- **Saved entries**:

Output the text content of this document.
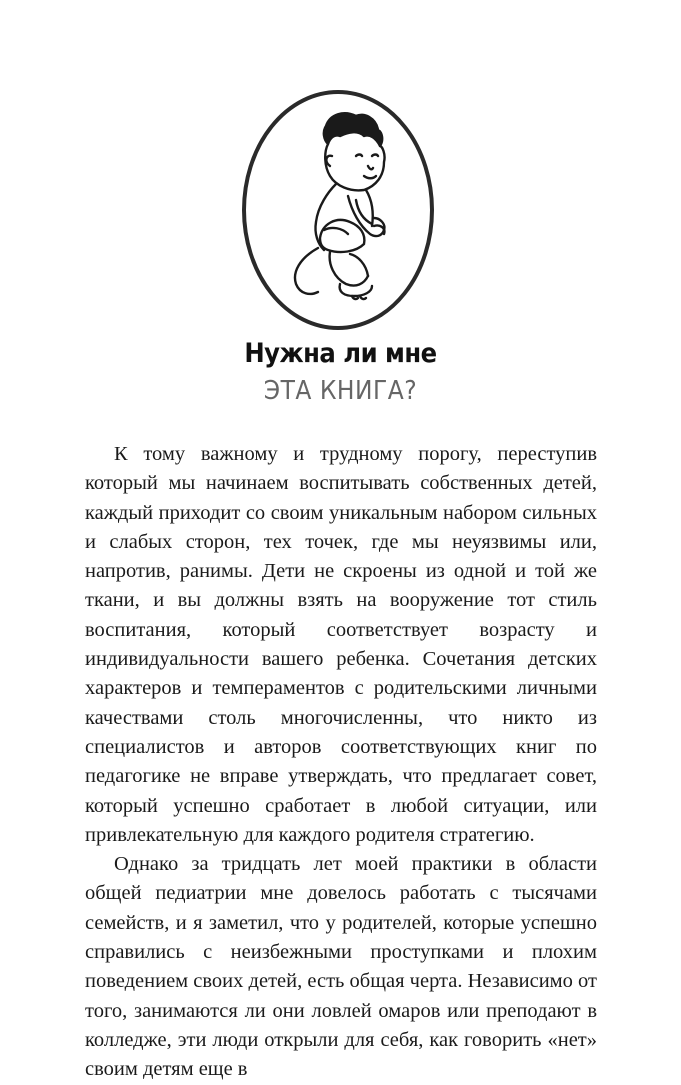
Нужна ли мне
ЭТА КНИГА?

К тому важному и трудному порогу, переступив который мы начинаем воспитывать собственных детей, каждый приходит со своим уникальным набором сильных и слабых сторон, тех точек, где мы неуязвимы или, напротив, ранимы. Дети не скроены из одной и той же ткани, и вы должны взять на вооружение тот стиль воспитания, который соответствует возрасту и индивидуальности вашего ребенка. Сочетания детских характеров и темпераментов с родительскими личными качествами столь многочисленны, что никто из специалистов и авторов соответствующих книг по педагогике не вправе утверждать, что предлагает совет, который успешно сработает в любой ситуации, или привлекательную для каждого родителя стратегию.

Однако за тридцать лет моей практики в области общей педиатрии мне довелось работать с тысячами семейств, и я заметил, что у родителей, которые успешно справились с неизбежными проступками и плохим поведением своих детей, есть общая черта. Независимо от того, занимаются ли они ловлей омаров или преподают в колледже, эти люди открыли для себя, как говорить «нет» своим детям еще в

- **WHAT YOU HAVE TO DO**: Make an exact copy of the records shown above, without the pictures.

- **OUTPUT FOR THIS TASK**:
Output the text content of this document.
Нужна ли мне
ЭТА КНИГА?

К тому важному и трудному порогу, переступив который мы начинаем воспитывать собственных детей, каждый приходит со своим уникальным набором сильных и слабых сторон, тех точек, где мы неуязвимы или, напротив, ранимы. Дети не скроены из одной и той же ткани, и вы должны взять на вооружение тот стиль воспитания, который соответствует возрасту и индивидуальности вашего ребенка. Сочетания детских характеров и темпераментов с родительскими личными качествами столь многочисленны, что никто из специалистов и авторов соответствующих книг по педагогике не вправе утверждать, что предлагает совет, который успешно сработает в любой ситуации, или привлекательную для каждого родителя стратегию.

Однако за тридцать лет моей практики в области общей педиатрии мне довелось работать с тысячами семейств, и я заметил, что у родителей, которые успешно справились с неизбежными проступками и плохим поведением своих детей, есть общая черта. Независимо от того, занимаются ли они ловлей омаров или преподают в колледже, эти люди открыли для себя, как говорить «нет» своим детям еще в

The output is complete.